___ Data for this exercise ___

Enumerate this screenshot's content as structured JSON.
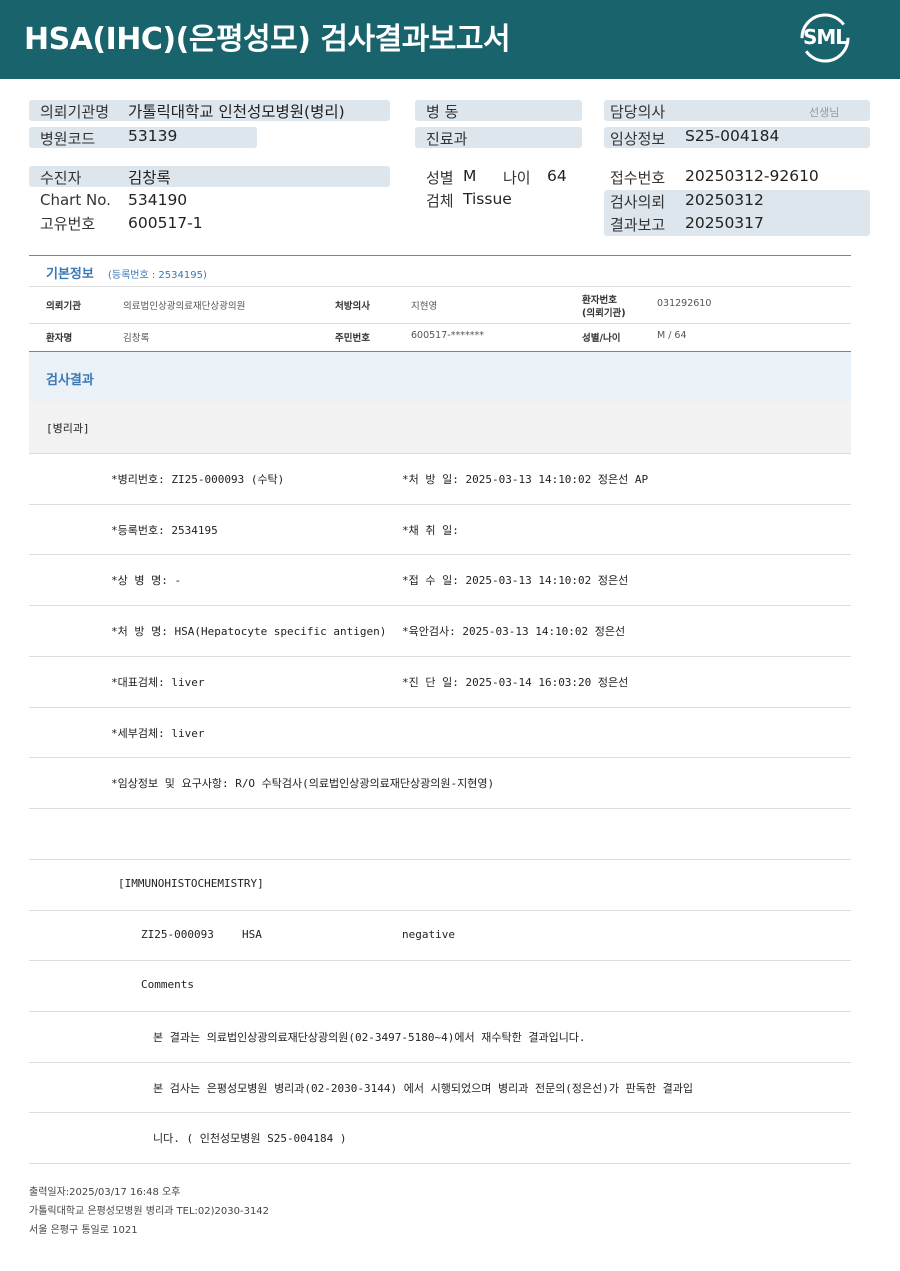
{
  "header": {
    "title": "HSA(IHC)(은평성모) 검사결과보고서",
    "logo_text": "SML"
  },
  "top_fields": {
    "requester_label": "의뢰기관명",
    "requester_value": "가톨릭대학교 인천성모병원(병리)",
    "hospital_code_label": "병원코드",
    "hospital_code_value": "53139",
    "ward_label": "병  동",
    "dept_label": "진료과",
    "doctor_label": "담당의사",
    "doctor_suffix": "선생님",
    "clinical_label": "임상정보",
    "clinical_value": "S25-004184",
    "patient_label": "수진자",
    "patient_value": "김창록",
    "chart_label": "Chart No.",
    "chart_value": "534190",
    "unique_label": "고유번호",
    "unique_value": "600517-1",
    "sex_label": "성별",
    "sex_value": "M",
    "age_label": "나이",
    "age_value": "64",
    "specimen_label": "검체",
    "specimen_value": "Tissue",
    "receipt_label": "접수번호",
    "receipt_value": "20250312-92610",
    "request_label": "검사의뢰",
    "request_value": "20250312",
    "report_label": "결과보고",
    "report_value": "20250317"
  },
  "basic_info": {
    "title": "기본정보",
    "reg_no": "(등록번호 : 2534195)",
    "inst_label": "의뢰기관",
    "inst_value": "의료법인상광의료재단상광의원",
    "rx_doctor_label": "처방의사",
    "rx_doctor_value": "지현영",
    "patient_no_label_1": "환자번호",
    "patient_no_label_2": "(의뢰기관)",
    "patient_no_value": "031292610",
    "name_label": "환자명",
    "name_value": "김창록",
    "rrn_label": "주민번호",
    "rrn_value": "600517-*******",
    "sexage_label": "성별/나이",
    "sexage_value": "M / 64"
  },
  "results": {
    "title": "검사결과",
    "dept": "[병리과]",
    "rows": [
      {
        "left": "*병리번호: ZI25-000093 (수탁)",
        "right": "*처 방 일: 2025-03-13 14:10:02  정은선 AP"
      },
      {
        "left": "*등록번호: 2534195",
        "right": "*채 취 일:"
      },
      {
        "left": "*상 병 명: -",
        "right": "*접 수 일: 2025-03-13 14:10:02  정은선"
      },
      {
        "left": "*처 방 명: HSA(Hepatocyte specific antigen)",
        "right": "*육안검사: 2025-03-13 14:10:02  정은선"
      },
      {
        "left": "*대표검체: liver",
        "right": "*진 단 일: 2025-03-14 16:03:20  정은선"
      },
      {
        "left": "*세부검체: liver",
        "right": ""
      },
      {
        "left": "*임상정보 및 요구사항: R/O 수탁검사(의료법인상광의료재단상광의원-지현영)",
        "right": ""
      }
    ],
    "ihc_header": "[IMMUNOHISTOCHEMISTRY]",
    "ihc_id": "ZI25-000093",
    "ihc_marker": "HSA",
    "ihc_result": "negative",
    "comments_label": "Comments",
    "comment_1": "본 결과는 의료법인상광의료재단상광의원(02-3497-5180~4)에서 재수탁한 결과입니다.",
    "comment_2": "본 검사는 은평성모병원 병리과(02-2030-3144) 에서 시행되었으며 병리과 전문의(정은선)가 판독한 결과입",
    "comment_3": "니다. ( 인천성모병원 S25-004184 )"
  },
  "footer": {
    "printed": "출력일자:2025/03/17 16:48 오후",
    "lab": "가톨릭대학교 은평성모병원 병리과 TEL:02)2030-3142",
    "address": "서울 은평구 통일로 1021"
  },
  "colors": {
    "banner": "#19636c",
    "label_box": "#dde6ec",
    "section_blue": "#3a78b8"
  }
}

___

Exercise directions
Pictures stay out of the copy; please restate every record above exactly.

Finished exercise
Enumerate this screenshot's content as structured JSON.
{
  "header": {
    "title": "HSA(IHC)(은평성모) 검사결과보고서",
    "logo_text": "SML"
  },
  "top_fields": {
    "requester_label": "의뢰기관명",
    "requester_value": "가톨릭대학교 인천성모병원(병리)",
    "hospital_code_label": "병원코드",
    "hospital_code_value": "53139",
    "ward_label": "병  동",
    "dept_label": "진료과",
    "doctor_label": "담당의사",
    "doctor_suffix": "선생님",
    "clinical_label": "임상정보",
    "clinical_value": "S25-004184",
    "patient_label": "수진자",
    "patient_value": "김창록",
    "chart_label": "Chart No.",
    "chart_value": "534190",
    "unique_label": "고유번호",
    "unique_value": "600517-1",
    "sex_label": "성별",
    "sex_value": "M",
    "age_label": "나이",
    "age_value": "64",
    "specimen_label": "검체",
    "specimen_value": "Tissue",
    "receipt_label": "접수번호",
    "receipt_value": "20250312-92610",
    "request_label": "검사의뢰",
    "request_value": "20250312",
    "report_label": "결과보고",
    "report_value": "20250317"
  },
  "basic_info": {
    "title": "기본정보",
    "reg_no": "(등록번호 : 2534195)",
    "inst_label": "의뢰기관",
    "inst_value": "의료법인상광의료재단상광의원",
    "rx_doctor_label": "처방의사",
    "rx_doctor_value": "지현영",
    "patient_no_label_1": "환자번호",
    "patient_no_label_2": "(의뢰기관)",
    "patient_no_value": "031292610",
    "name_label": "환자명",
    "name_value": "김창록",
    "rrn_label": "주민번호",
    "rrn_value": "600517-*******",
    "sexage_label": "성별/나이",
    "sexage_value": "M / 64"
  },
  "results": {
    "title": "검사결과",
    "dept": "[병리과]",
    "rows": [
      {
        "left": "*병리번호: ZI25-000093 (수탁)",
        "right": "*처 방 일: 2025-03-13 14:10:02  정은선 AP"
      },
      {
        "left": "*등록번호: 2534195",
        "right": "*채 취 일:"
      },
      {
        "left": "*상 병 명: -",
        "right": "*접 수 일: 2025-03-13 14:10:02  정은선"
      },
      {
        "left": "*처 방 명: HSA(Hepatocyte specific antigen)",
        "right": "*육안검사: 2025-03-13 14:10:02  정은선"
      },
      {
        "left": "*대표검체: liver",
        "right": "*진 단 일: 2025-03-14 16:03:20  정은선"
      },
      {
        "left": "*세부검체: liver",
        "right": ""
      },
      {
        "left": "*임상정보 및 요구사항: R/O 수탁검사(의료법인상광의료재단상광의원-지현영)",
        "right": ""
      }
    ],
    "ihc_header": "[IMMUNOHISTOCHEMISTRY]",
    "ihc_id": "ZI25-000093",
    "ihc_marker": "HSA",
    "ihc_result": "negative",
    "comments_label": "Comments",
    "comment_1": "본 결과는 의료법인상광의료재단상광의원(02-3497-5180~4)에서 재수탁한 결과입니다.",
    "comment_2": "본 검사는 은평성모병원 병리과(02-2030-3144) 에서 시행되었으며 병리과 전문의(정은선)가 판독한 결과입",
    "comment_3": "니다. ( 인천성모병원 S25-004184 )"
  },
  "footer": {
    "printed": "출력일자:2025/03/17 16:48 오후",
    "lab": "가톨릭대학교 은평성모병원 병리과 TEL:02)2030-3142",
    "address": "서울 은평구 통일로 1021"
  },
  "colors": {
    "banner": "#19636c",
    "label_box": "#dde6ec",
    "section_blue": "#3a78b8"
  }
}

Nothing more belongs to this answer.